Job: Provide the number of lines where the word "Drag" occurs, and no other text.
## start
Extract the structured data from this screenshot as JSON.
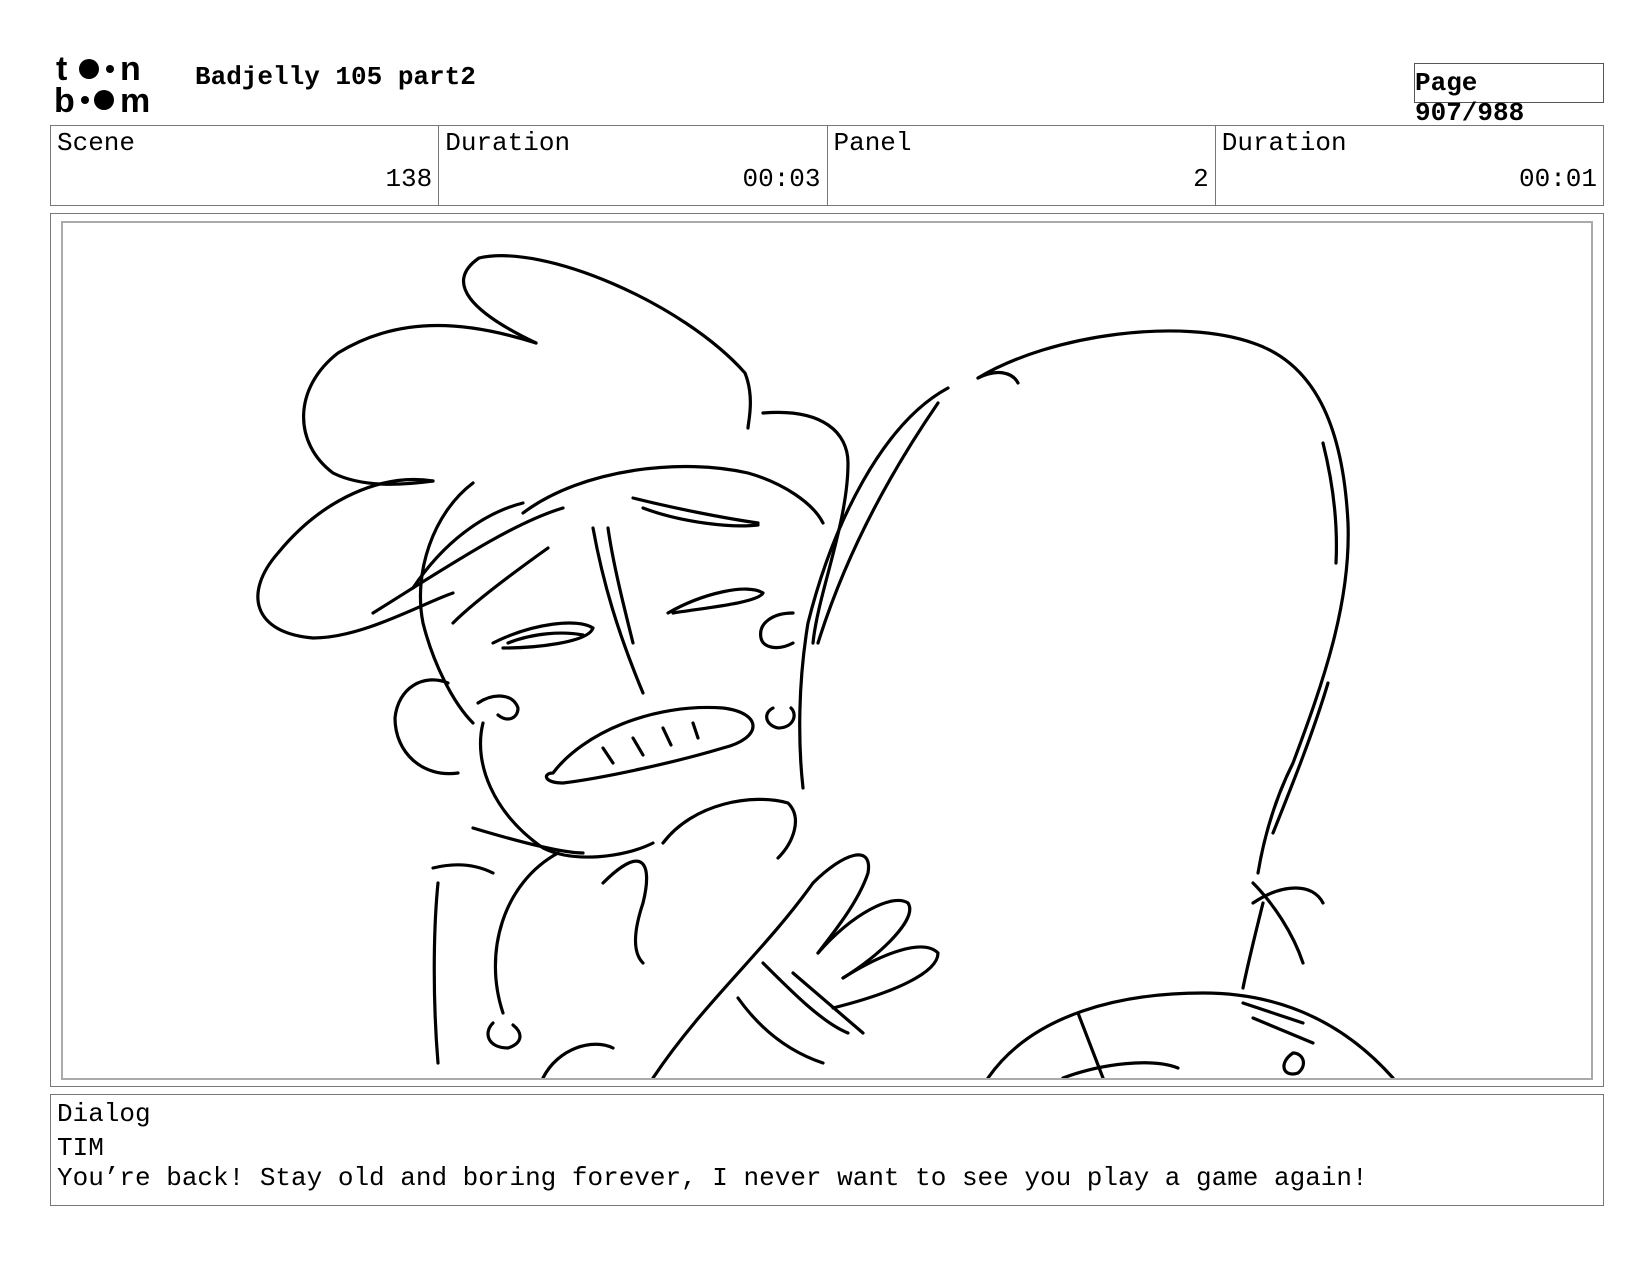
{
  "header": {
    "logo_text": "toon boom",
    "title": "Badjelly 105 part2",
    "page": "Page 907/988"
  },
  "info": {
    "scene_label": "Scene",
    "scene_value": "138",
    "scene_duration_label": "Duration",
    "scene_duration_value": "00:03",
    "panel_label": "Panel",
    "panel_value": "2",
    "panel_duration_label": "Duration",
    "panel_duration_value": "00:01"
  },
  "dialog": {
    "label": "Dialog",
    "speaker": "TIM",
    "line": "You’re back! Stay old and boring forever, I never want to see you play a game again!"
  }
}
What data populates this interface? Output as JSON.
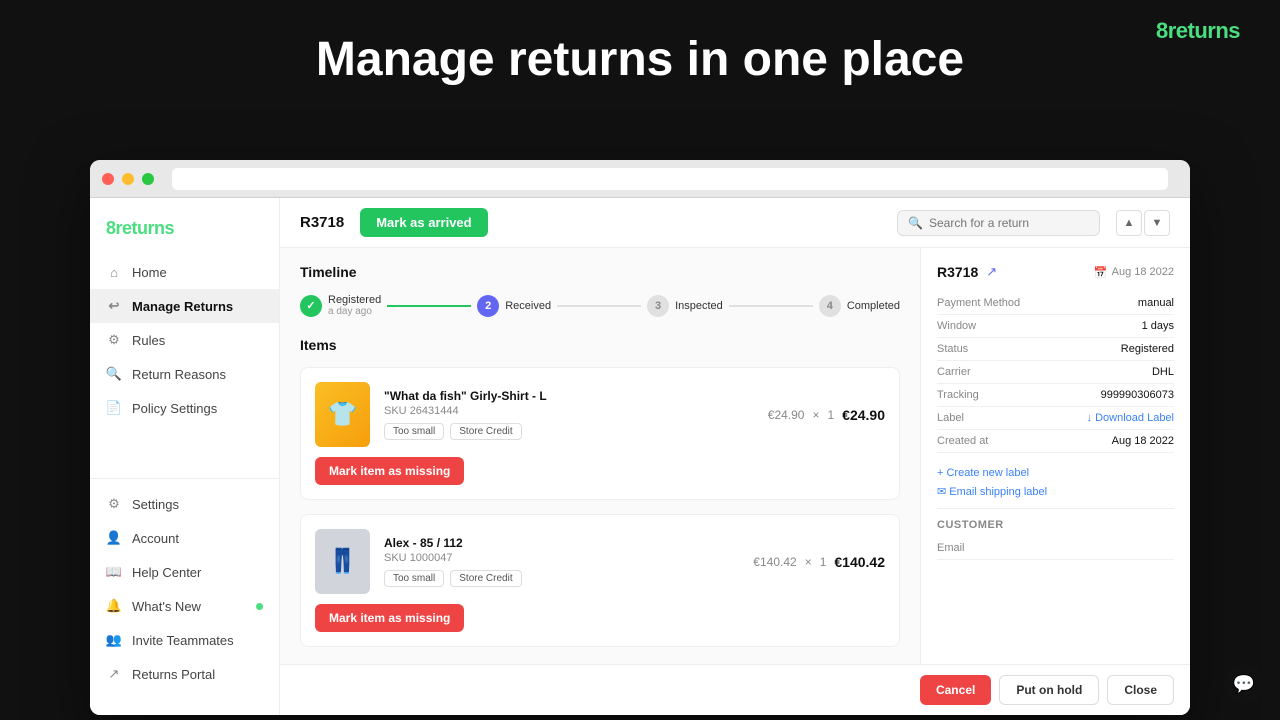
{
  "brand": {
    "name": "8returns",
    "number": "8",
    "rest": "returns"
  },
  "hero": {
    "title": "Manage returns in one place"
  },
  "sidebar": {
    "brand": "8returns",
    "items": [
      {
        "id": "home",
        "label": "Home",
        "icon": "home-icon",
        "active": false
      },
      {
        "id": "manage-returns",
        "label": "Manage Returns",
        "icon": "returns-icon",
        "active": true
      },
      {
        "id": "rules",
        "label": "Rules",
        "icon": "rules-icon",
        "active": false
      },
      {
        "id": "return-reasons",
        "label": "Return Reasons",
        "icon": "reasons-icon",
        "active": false
      },
      {
        "id": "policy-settings",
        "label": "Policy Settings",
        "icon": "policy-icon",
        "active": false
      }
    ],
    "bottom_items": [
      {
        "id": "settings",
        "label": "Settings",
        "icon": "settings-icon"
      },
      {
        "id": "account",
        "label": "Account",
        "icon": "account-icon"
      },
      {
        "id": "help-center",
        "label": "Help Center",
        "icon": "help-icon"
      },
      {
        "id": "whats-new",
        "label": "What's New",
        "icon": "new-icon",
        "has_dot": true
      }
    ],
    "invite": "Invite Teammates",
    "portal": "Returns Portal"
  },
  "header": {
    "return_id": "R3718",
    "mark_arrived_label": "Mark as arrived",
    "search_placeholder": "Search for a return"
  },
  "timeline": {
    "title": "Timeline",
    "steps": [
      {
        "id": "registered",
        "label": "Registered",
        "sublabel": "a day ago",
        "type": "check",
        "num": "✓"
      },
      {
        "id": "received",
        "label": "Received",
        "sublabel": "",
        "type": "num",
        "num": "2"
      },
      {
        "id": "inspected",
        "label": "Inspected",
        "sublabel": "",
        "type": "num_gray",
        "num": "3"
      },
      {
        "id": "completed",
        "label": "Completed",
        "sublabel": "",
        "type": "num_gray",
        "num": "4"
      }
    ]
  },
  "items": {
    "title": "Items",
    "list": [
      {
        "id": "item1",
        "name": "\"What da fish\" Girly-Shirt - L",
        "sku_label": "SKU",
        "sku": "26431444",
        "tags": [
          "Too small",
          "Store Credit"
        ],
        "price": "€24.90",
        "qty": "1",
        "total": "€24.90",
        "btn_missing": "Mark item as missing",
        "emoji": "👕"
      },
      {
        "id": "item2",
        "name": "Alex - 85 / 112",
        "sku_label": "SKU",
        "sku": "1000047",
        "tags": [
          "Too small",
          "Store Credit"
        ],
        "price": "€140.42",
        "qty": "1",
        "total": "€140.42",
        "btn_missing": "Mark item as missing",
        "emoji": "👖"
      }
    ]
  },
  "right_panel": {
    "return_id": "R3718",
    "date_icon": "📅",
    "date": "Aug 18 2022",
    "info_rows": [
      {
        "label": "Payment Method",
        "value": "manual"
      },
      {
        "label": "Window",
        "value": "1 days"
      },
      {
        "label": "Status",
        "value": "Registered"
      },
      {
        "label": "Carrier",
        "value": "DHL"
      },
      {
        "label": "Tracking",
        "value": "999990306073"
      },
      {
        "label": "Label",
        "value": ""
      },
      {
        "label": "Created at",
        "value": "Aug 18 2022"
      }
    ],
    "label_link": "↓ Download Label",
    "create_label": "+ Create new label",
    "email_label": "✉ Email shipping label",
    "customer_section": "Customer",
    "email_label_text": "Email"
  },
  "footer": {
    "cancel_label": "Cancel",
    "hold_label": "Put on hold",
    "close_label": "Close"
  }
}
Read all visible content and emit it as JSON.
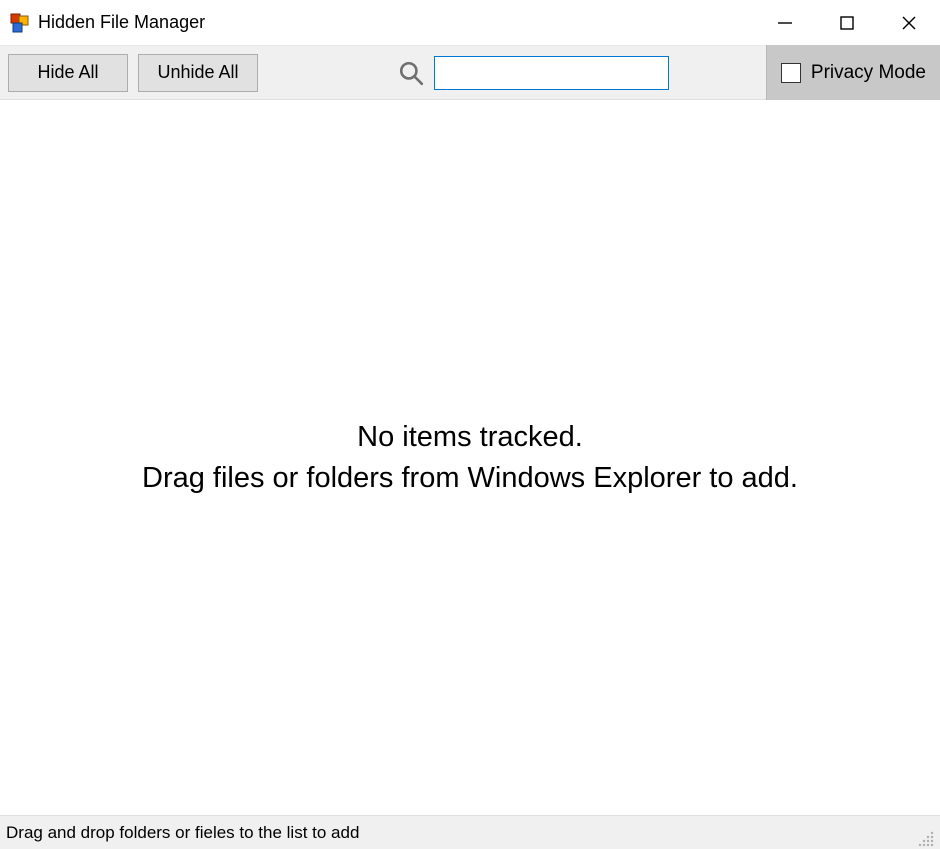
{
  "titlebar": {
    "title": "Hidden File Manager"
  },
  "toolbar": {
    "hide_all_label": "Hide All",
    "unhide_all_label": "Unhide All",
    "search_value": "",
    "search_placeholder": "",
    "privacy_mode_label": "Privacy Mode",
    "privacy_mode_checked": false
  },
  "main": {
    "empty_line1": "No items tracked.",
    "empty_line2": "Drag files or folders from Windows Explorer to add."
  },
  "statusbar": {
    "text": "Drag and drop folders or fieles to the list to add"
  },
  "icons": {
    "app": "app-icon",
    "search": "search-icon",
    "minimize": "minimize-icon",
    "maximize": "maximize-icon",
    "close": "close-icon",
    "resize_grip": "resize-grip-icon"
  }
}
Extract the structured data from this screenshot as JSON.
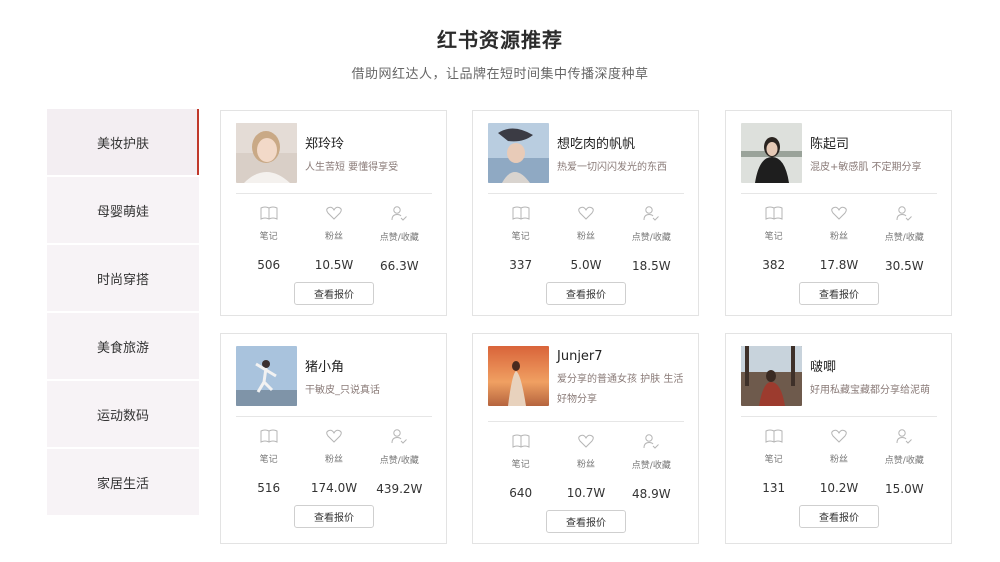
{
  "header": {
    "title": "红书资源推荐",
    "subtitle": "借助网红达人，让品牌在短时间集中传播深度种草"
  },
  "sidebar": {
    "items": [
      {
        "label": "美妆护肤",
        "active": true
      },
      {
        "label": "母婴萌娃"
      },
      {
        "label": "时尚穿搭"
      },
      {
        "label": "美食旅游"
      },
      {
        "label": "运动数码"
      },
      {
        "label": "家居生活"
      }
    ]
  },
  "stat_labels": {
    "notes": "笔记",
    "fans": "粉丝",
    "likes": "点赞/收藏"
  },
  "button_label": "查看报价",
  "cards": [
    {
      "name": "郑玲玲",
      "bio": "人生苦短 要懂得享受",
      "notes": "506",
      "fans": "10.5W",
      "likes": "66.3W"
    },
    {
      "name": "想吃肉的帆帆",
      "bio": "热爱一切闪闪发光的东西",
      "notes": "337",
      "fans": "5.0W",
      "likes": "18.5W"
    },
    {
      "name": "陈起司",
      "bio": "混皮+敏感肌 不定期分享",
      "notes": "382",
      "fans": "17.8W",
      "likes": "30.5W"
    },
    {
      "name": "猪小角",
      "bio": "干敏皮_只说真话",
      "notes": "516",
      "fans": "174.0W",
      "likes": "439.2W"
    },
    {
      "name": "Junjer7",
      "bio": "爱分享的普通女孩 护肤 生活好物分享",
      "notes": "640",
      "fans": "10.7W",
      "likes": "48.9W"
    },
    {
      "name": "啵唧",
      "bio": "好用私藏宝藏都分享给泥萌",
      "notes": "131",
      "fans": "10.2W",
      "likes": "15.0W"
    }
  ]
}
## end
Final result: 2